_The task_
Search the material below for the string "privilegi" and list each line that holds it.

_Given data_
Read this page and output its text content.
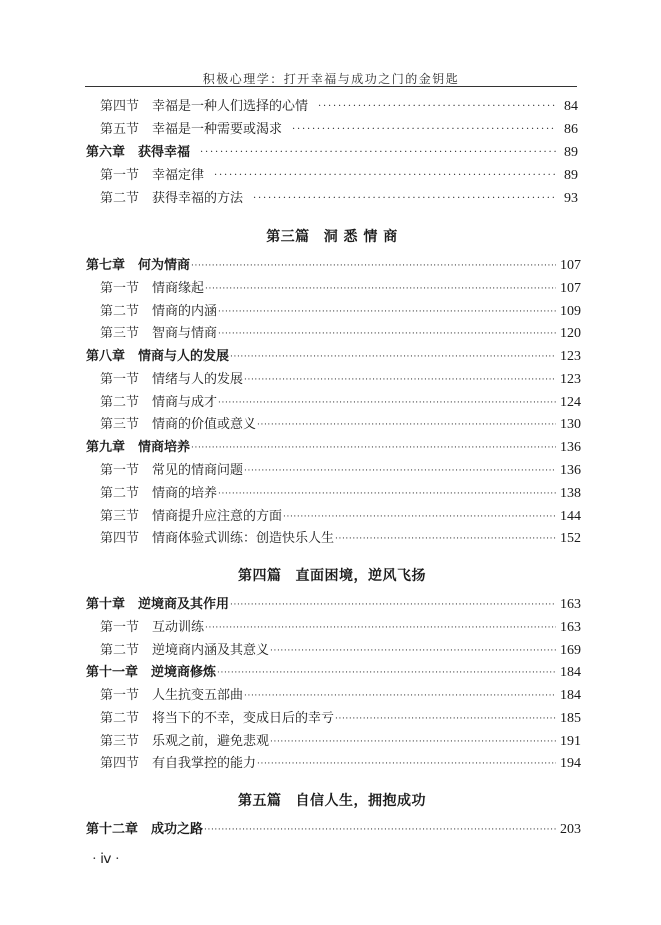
积极心理学：打开幸福与成功之门的金钥匙
第四节 幸福是一种人们选择的心情 ·····	84
第五节 幸福是一种需要或渴求 ·····	86
第六章 获得幸福 ·····	89
第一节 幸福定律 ·····	89
第二节 获得幸福的方法 ·····	93
第三篇 洞 悉 情 商
第七章 何为情商 ·····	107
第一节 情商缘起 ·····	107
第二节 情商的内涵 ·····	109
第三节 智商与情商 ·····	120
第八章 情商与人的发展 ·····	123
第一节 情绪与人的发展 ·····	123
第二节 情商与成才 ·····	124
第三节 情商的价值或意义 ·····	130
第九章 情商培养 ·····	136
第一节 常见的情商问题 ·····	136
第二节 情商的培养 ·····	138
第三节 情商提升应注意的方面 ·····	144
第四节 情商体验式训练：创造快乐人生 ·····	152
第四篇 直面困境，逆风飞扬
第十章 逆境商及其作用 ·····	163
第一节 互动训练 ·····	163
第二节 逆境商内涵及其意义 ·····	169
第十一章 逆境商修炼 ·····	184
第一节 人生抗变五部曲 ·····	184
第二节 将当下的不幸，变成日后的幸亏 ·····	185
第三节 乐观之前，避免悲观 ·····	191
第四节 有自我掌控的能力 ·····	194
第五篇 自信人生，拥抱成功
第十二章 成功之路 ·····	203
· ⅳ ·
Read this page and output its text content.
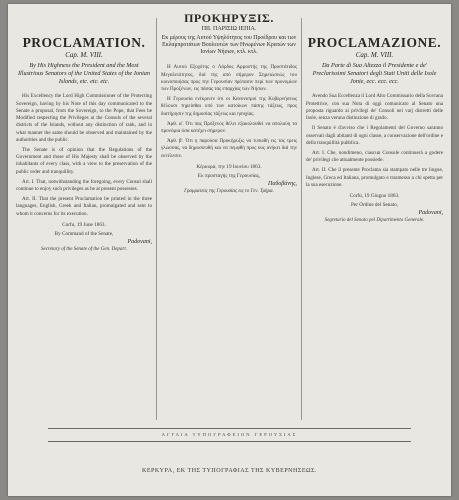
PROCLAMATION.
Cap. M. VIII.
By His Highness the President and the Most Illustrious Senators of the United States of the Ionian Islands, etc. etc. etc.

His Excellency the Lord High Commissioner of the Protecting Sovereign, having by his Note of this day communicated to the Senate a proposal, from the Sovereign, to the Pope, that Fees be Modified respecting the Privileges at the Consuls of the several districts of the Islands, without any distinction of rank, and in what manner the same should be observed and maintained by the authorities and the public.

The Senate is of opinion that the Regulations of the Government and those of His Majesty shall be observed by the inhabitants of every class, with a view to the preservation of the public order and tranquillity.

Art. I. That, notwithstanding the foregoing, every Consul shall continue to enjoy such privileges as he at present possesses.

Art. II. That the present Proclamation be printed in the three languages, English, Greek and Italian, promulgated and sent to whom it concerns for its execution.

Corfu, 19 June 1863.
By Command of the Senate,
Padovani,
Secretary of the Senate of the Gen. Depart.
ΠΡΟΚΗΡΥΞΙΣ.
ΠΙΙ. ΠΑΡΙΣΙΩ ΙΕΠΙΑ.
Εκ μέρους της Αυτού Υψηλότητος του Προέδρου και των Εκλαμπροτάτων Βουλευτών των Ηνωμένων Κρατών των Ιονίων Νήσων, κτλ. κτλ.

Η Αυτού Εξοχότης ο Λόρδος Αρμοστής της Προστάτιδος Μεγαλειότητος, διά της από σήμερον Σημειώσεώς του κοινοποιήσας προς την Γερουσίαν πρότασιν περί των προνομίων των Προξένων, εις πάσας τας επαρχίας των Νήσων.

Η Γερουσία ενέκρινεν ότι οι Κανονισμοί της Κυβερνήσεως θέλουσι τηρείσθαι υπό των κατοίκων πάσης τάξεως, προς διατήρησιν της δημοσίας τάξεως και ησυχίας.

Άρθ. α'. Ότι πας Πρόξενος θέλει εξακολουθεί να απολαύη τα προνόμια όσα κατέχει σήμερον.

Άρθ. β'. Ότι η παρούσα Προκήρυξις να τυπωθή εις τας τρεις γλώσσας, να δημοσιευθή και να πεμφθή προς ους ανήκει διά την εκτέλεσιν.

Κέρκυρα, την 19 Ιουνίου 1863.
Εκ προσταγής της Γερουσίας,
Παδοβάνης,
Γραμματεύς της Γερουσίας εις το Γεν. Τμήμα.
PROCLAMAZIONE.
Cap. M. VIII.
Da Parte di Sua Altezza il Presidente e de' Preclarissimi Senatori degli Stati Uniti delle Isole Jonie, ecc. ecc. ecc.

Avendo Sua Eccellenza il Lord Alto Commissario della Sovrana Protettrice, con sua Nota di oggi comunicato al Senato una proposta riguardo ai privilegi de' Consoli nei varj distretti delle Isole, senza veruna distinzione di grado.

Il Senato è d'avviso che i Regolamenti del Governo saranno osservati dagli abitanti di ogni classe, a conservazione dell'ordine e della tranquillità pubblica.

Art. I. Che, nondimeno, ciascun Console continuerà a godere de' privilegi che attualmente possiede.

Art. II. Che il presente Proclama sia stampato nelle tre lingue, Inglese, Greca ed Italiana, promulgato e trasmesso a chi spetta per la sua esecuzione.

Corfù, 19 Giugno 1863.
Per Ordine del Senato,
Padovani,
Segretario del Senato pel Dipartimento Generale.
ΑΓΓΛΙΑ ΤΥΠΟΓΡΑΦΕΙΟΝ ΓΕΡΟΥΣΙΑΣ
ΚΕΡΚΥΡΑ, ΕΚ ΤΗΣ ΤΥΠΟΓΡΑΦΙΑΣ ΤΗΣ ΚΥΒΕΡΝΗΣΕΩΣ.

_Final result_
Avendo Sua Eccellenza il Lord Alto Commissario della Sovrana Protettrice, con sua Nota di oggi comunicato al Senato una proposta riguardo ai privilegi de' Consoli nei varj distretti delle Isole, senza veruna distinzione di grado.
Art. I. Che, nondimeno, ciascun Console continuerà a godere de' privilegi che attualmente possiede.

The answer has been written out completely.